What to do — Every line of the material below should be repeated exactly.

Input records —
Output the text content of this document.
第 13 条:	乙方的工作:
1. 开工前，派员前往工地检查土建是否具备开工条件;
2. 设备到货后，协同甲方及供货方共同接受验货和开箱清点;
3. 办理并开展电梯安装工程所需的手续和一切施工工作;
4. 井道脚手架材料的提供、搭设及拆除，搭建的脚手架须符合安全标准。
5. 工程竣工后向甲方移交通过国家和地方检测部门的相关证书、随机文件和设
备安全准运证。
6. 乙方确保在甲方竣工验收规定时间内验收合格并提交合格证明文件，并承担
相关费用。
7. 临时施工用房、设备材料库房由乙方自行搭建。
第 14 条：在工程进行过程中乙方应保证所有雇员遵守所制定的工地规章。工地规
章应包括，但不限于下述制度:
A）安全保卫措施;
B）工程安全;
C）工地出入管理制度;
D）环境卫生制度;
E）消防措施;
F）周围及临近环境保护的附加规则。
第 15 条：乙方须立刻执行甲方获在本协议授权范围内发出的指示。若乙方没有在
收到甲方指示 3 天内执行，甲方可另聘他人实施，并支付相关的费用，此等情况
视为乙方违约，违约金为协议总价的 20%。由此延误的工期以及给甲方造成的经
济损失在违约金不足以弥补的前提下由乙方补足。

Exercise result —
Output the text content of this document.
第 13 条:	乙方的工作:
1. 开工前，派员前往工地检查土建是否具备开工条件;
2. 设备到货后，协同甲方及供货方共同接受验货和开箱清点;
3. 办理并开展电梯安装工程所需的手续和一切施工工作;
4. 井道脚手架材料的提供、搭设及拆除，搭建的脚手架须符合安全标准。
5. 工程竣工后向甲方移交通过国家和地方检测部门的相关证书、随机文件和设
备安全准运证。
6. 乙方确保在甲方竣工验收规定时间内验收合格并提交合格证明文件，并承担
相关费用。
7. 临时施工用房、设备材料库房由乙方自行搭建。
第 14 条：在工程进行过程中乙方应保证所有雇员遵守所制定的工地规章。工地规
章应包括，但不限于下述制度:
A）安全保卫措施;
B）工程安全;
C）工地出入管理制度;
D）环境卫生制度;
E）消防措施;
F）周围及临近环境保护的附加规则。
第 15 条：乙方须立刻执行甲方获在本协议授权范围内发出的指示。若乙方没有在
收到甲方指示 3 天内执行，甲方可另聘他人实施，并支付相关的费用，此等情况
视为乙方违约，违约金为协议总价的 20%。由此延误的工期以及给甲方造成的经
济损失在违约金不足以弥补的前提下由乙方补足。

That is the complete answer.